Prompt: Will you give every entry again exactly as it stands?

[Working data start]

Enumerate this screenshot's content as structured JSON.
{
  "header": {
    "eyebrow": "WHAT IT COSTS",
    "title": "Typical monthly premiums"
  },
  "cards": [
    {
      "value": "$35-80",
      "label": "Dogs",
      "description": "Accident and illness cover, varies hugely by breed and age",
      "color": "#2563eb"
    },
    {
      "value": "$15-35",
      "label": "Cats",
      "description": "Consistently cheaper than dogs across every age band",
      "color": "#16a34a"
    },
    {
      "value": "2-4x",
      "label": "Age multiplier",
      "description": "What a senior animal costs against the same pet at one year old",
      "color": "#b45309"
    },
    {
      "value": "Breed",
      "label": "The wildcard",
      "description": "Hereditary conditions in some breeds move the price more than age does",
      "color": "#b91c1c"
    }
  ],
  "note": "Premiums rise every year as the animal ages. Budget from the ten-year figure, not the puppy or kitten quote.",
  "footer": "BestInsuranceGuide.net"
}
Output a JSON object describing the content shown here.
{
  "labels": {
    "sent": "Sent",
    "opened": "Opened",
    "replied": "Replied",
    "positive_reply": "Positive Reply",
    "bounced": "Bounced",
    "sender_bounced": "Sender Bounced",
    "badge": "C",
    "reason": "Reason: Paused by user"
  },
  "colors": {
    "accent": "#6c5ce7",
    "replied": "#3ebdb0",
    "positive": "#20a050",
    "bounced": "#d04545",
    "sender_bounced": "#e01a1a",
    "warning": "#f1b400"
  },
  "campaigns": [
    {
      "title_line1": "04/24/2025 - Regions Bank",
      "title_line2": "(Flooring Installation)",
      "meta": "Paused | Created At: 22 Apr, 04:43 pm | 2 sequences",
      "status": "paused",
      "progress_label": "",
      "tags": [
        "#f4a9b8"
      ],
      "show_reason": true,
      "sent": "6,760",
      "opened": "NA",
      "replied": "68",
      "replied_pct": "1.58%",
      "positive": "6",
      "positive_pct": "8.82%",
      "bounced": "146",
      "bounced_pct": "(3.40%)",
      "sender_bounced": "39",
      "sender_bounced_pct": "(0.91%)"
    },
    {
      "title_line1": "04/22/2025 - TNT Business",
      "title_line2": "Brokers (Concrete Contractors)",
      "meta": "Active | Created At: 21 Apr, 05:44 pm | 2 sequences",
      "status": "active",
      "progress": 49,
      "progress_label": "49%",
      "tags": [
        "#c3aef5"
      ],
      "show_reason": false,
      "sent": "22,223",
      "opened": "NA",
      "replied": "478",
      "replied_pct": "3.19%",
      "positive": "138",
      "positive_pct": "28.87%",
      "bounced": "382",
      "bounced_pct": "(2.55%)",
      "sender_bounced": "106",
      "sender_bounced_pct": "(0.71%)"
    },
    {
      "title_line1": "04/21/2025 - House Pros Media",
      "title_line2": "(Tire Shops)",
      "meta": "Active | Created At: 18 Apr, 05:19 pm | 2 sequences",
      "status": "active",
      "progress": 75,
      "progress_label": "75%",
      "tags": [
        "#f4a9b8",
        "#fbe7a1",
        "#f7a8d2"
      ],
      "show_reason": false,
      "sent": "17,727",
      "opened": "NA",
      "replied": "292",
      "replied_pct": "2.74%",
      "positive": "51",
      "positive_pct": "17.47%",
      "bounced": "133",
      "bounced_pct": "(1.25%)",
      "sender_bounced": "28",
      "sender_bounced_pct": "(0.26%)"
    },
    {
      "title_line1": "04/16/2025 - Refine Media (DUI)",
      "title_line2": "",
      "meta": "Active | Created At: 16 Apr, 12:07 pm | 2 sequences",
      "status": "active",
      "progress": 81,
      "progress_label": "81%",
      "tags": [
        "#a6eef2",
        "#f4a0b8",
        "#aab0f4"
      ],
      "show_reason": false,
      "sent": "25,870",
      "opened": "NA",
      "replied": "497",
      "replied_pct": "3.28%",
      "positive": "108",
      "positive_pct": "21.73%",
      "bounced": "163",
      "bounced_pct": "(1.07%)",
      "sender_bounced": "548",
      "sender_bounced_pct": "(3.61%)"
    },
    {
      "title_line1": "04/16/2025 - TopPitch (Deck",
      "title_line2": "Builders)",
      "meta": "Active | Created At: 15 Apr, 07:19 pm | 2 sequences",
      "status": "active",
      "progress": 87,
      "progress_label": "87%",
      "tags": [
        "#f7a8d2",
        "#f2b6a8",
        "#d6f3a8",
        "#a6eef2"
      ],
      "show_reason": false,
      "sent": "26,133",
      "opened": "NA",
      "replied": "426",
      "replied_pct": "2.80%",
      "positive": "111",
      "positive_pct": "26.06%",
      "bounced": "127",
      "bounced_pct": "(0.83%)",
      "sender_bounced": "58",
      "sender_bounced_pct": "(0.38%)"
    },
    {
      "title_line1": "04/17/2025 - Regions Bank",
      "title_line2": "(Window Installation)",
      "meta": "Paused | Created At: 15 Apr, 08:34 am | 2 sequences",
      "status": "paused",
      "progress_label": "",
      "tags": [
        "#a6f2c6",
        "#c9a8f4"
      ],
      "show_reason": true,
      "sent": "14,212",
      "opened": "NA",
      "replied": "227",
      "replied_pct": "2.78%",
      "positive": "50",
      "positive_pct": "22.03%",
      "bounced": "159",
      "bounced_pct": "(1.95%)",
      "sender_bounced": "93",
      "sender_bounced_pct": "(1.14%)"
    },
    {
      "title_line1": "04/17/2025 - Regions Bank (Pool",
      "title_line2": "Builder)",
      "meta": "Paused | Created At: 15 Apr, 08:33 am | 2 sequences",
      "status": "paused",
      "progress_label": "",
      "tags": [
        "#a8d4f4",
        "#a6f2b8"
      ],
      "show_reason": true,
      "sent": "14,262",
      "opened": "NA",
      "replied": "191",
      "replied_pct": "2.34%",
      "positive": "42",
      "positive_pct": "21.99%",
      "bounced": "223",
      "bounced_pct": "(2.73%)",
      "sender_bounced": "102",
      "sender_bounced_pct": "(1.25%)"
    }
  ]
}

[Working data end]

Final result:
Enumerate this screenshot's content as structured JSON.
{
  "header": {
    "eyebrow": "WHAT IT COSTS",
    "title": "Typical monthly premiums"
  },
  "cards": [
    {
      "value": "$35-80",
      "label": "Dogs",
      "description": "Accident and illness cover, varies hugely by breed and age",
      "color": "#2563eb"
    },
    {
      "value": "$15-35",
      "label": "Cats",
      "description": "Consistently cheaper than dogs across every age band",
      "color": "#16a34a"
    },
    {
      "value": "2-4x",
      "label": "Age multiplier",
      "description": "What a senior animal costs against the same pet at one year old",
      "color": "#b45309"
    },
    {
      "value": "Breed",
      "label": "The wildcard",
      "description": "Hereditary conditions in some breeds move the price more than age does",
      "color": "#b91c1c"
    }
  ],
  "note": "Premiums rise every year as the animal ages. Budget from the ten-year figure, not the puppy or kitten quote.",
  "footer": "BestInsuranceGuide.net"
}
Output a JSON object describing the content shown here.
{
  "labels": {
    "sent": "Sent",
    "opened": "Opened",
    "replied": "Replied",
    "positive_reply": "Positive Reply",
    "bounced": "Bounced",
    "sender_bounced": "Sender Bounced",
    "badge": "C",
    "reason": "Reason: Paused by user"
  },
  "colors": {
    "accent": "#6c5ce7",
    "replied": "#3ebdb0",
    "positive": "#20a050",
    "bounced": "#d04545",
    "sender_bounced": "#e01a1a",
    "warning": "#f1b400"
  },
  "campaigns": [
    {
      "title_line1": "04/24/2025 - Regions Bank",
      "title_line2": "(Flooring Installation)",
      "meta": "Paused | Created At: 22 Apr, 04:43 pm | 2 sequences",
      "status": "paused",
      "progress_label": "",
      "tags": [
        "#f4a9b8"
      ],
      "show_reason": true,
      "sent": "6,760",
      "opened": "NA",
      "replied": "68",
      "replied_pct": "1.58%",
      "positive": "6",
      "positive_pct": "8.82%",
      "bounced": "146",
      "bounced_pct": "(3.40%)",
      "sender_bounced": "39",
      "sender_bounced_pct": "(0.91%)"
    },
    {
      "title_line1": "04/22/2025 - TNT Business",
      "title_line2": "Brokers (Concrete Contractors)",
      "meta": "Active | Created At: 21 Apr, 05:44 pm | 2 sequences",
      "status": "active",
      "progress": 49,
      "progress_label": "49%",
      "tags": [
        "#c3aef5"
      ],
      "show_reason": false,
      "sent": "22,223",
      "opened": "NA",
      "replied": "478",
      "replied_pct": "3.19%",
      "positive": "138",
      "positive_pct": "28.87%",
      "bounced": "382",
      "bounced_pct": "(2.55%)",
      "sender_bounced": "106",
      "sender_bounced_pct": "(0.71%)"
    },
    {
      "title_line1": "04/21/2025 - House Pros Media",
      "title_line2": "(Tire Shops)",
      "meta": "Active | Created At: 18 Apr, 05:19 pm | 2 sequences",
      "status": "active",
      "progress": 75,
      "progress_label": "75%",
      "tags": [
        "#f4a9b8",
        "#fbe7a1",
        "#f7a8d2"
      ],
      "show_reason": false,
      "sent": "17,727",
      "opened": "NA",
      "replied": "292",
      "replied_pct": "2.74%",
      "positive": "51",
      "positive_pct": "17.47%",
      "bounced": "133",
      "bounced_pct": "(1.25%)",
      "sender_bounced": "28",
      "sender_bounced_pct": "(0.26%)"
    },
    {
      "title_line1": "04/16/2025 - Refine Media (DUI)",
      "title_line2": "",
      "meta": "Active | Created At: 16 Apr, 12:07 pm | 2 sequences",
      "status": "active",
      "progress": 81,
      "progress_label": "81%",
      "tags": [
        "#a6eef2",
        "#f4a0b8",
        "#aab0f4"
      ],
      "show_reason": false,
      "sent": "25,870",
      "opened": "NA",
      "replied": "497",
      "replied_pct": "3.28%",
      "positive": "108",
      "positive_pct": "21.73%",
      "bounced": "163",
      "bounced_pct": "(1.07%)",
      "sender_bounced": "548",
      "sender_bounced_pct": "(3.61%)"
    },
    {
      "title_line1": "04/16/2025 - TopPitch (Deck",
      "title_line2": "Builders)",
      "meta": "Active | Created At: 15 Apr, 07:19 pm | 2 sequences",
      "status": "active",
      "progress": 87,
      "progress_label": "87%",
      "tags": [
        "#f7a8d2",
        "#f2b6a8",
        "#d6f3a8",
        "#a6eef2"
      ],
      "show_reason": false,
      "sent": "26,133",
      "opened": "NA",
      "replied": "426",
      "replied_pct": "2.80%",
      "positive": "111",
      "positive_pct": "26.06%",
      "bounced": "127",
      "bounced_pct": "(0.83%)",
      "sender_bounced": "58",
      "sender_bounced_pct": "(0.38%)"
    },
    {
      "title_line1": "04/17/2025 - Regions Bank",
      "title_line2": "(Window Installation)",
      "meta": "Paused | Created At: 15 Apr, 08:34 am | 2 sequences",
      "status": "paused",
      "progress_label": "",
      "tags": [
        "#a6f2c6",
        "#c9a8f4"
      ],
      "show_reason": true,
      "sent": "14,212",
      "opened": "NA",
      "replied": "227",
      "replied_pct": "2.78%",
      "positive": "50",
      "positive_pct": "22.03%",
      "bounced": "159",
      "bounced_pct": "(1.95%)",
      "sender_bounced": "93",
      "sender_bounced_pct": "(1.14%)"
    },
    {
      "title_line1": "04/17/2025 - Regions Bank (Pool",
      "title_line2": "Builder)",
      "meta": "Paused | Created At: 15 Apr, 08:33 am | 2 sequences",
      "status": "paused",
      "progress_label": "",
      "tags": [
        "#a8d4f4",
        "#a6f2b8"
      ],
      "show_reason": true,
      "sent": "14,262",
      "opened": "NA",
      "replied": "191",
      "replied_pct": "2.34%",
      "positive": "42",
      "positive_pct": "21.99%",
      "bounced": "223",
      "bounced_pct": "(2.73%)",
      "sender_bounced": "102",
      "sender_bounced_pct": "(1.25%)"
    }
  ]
}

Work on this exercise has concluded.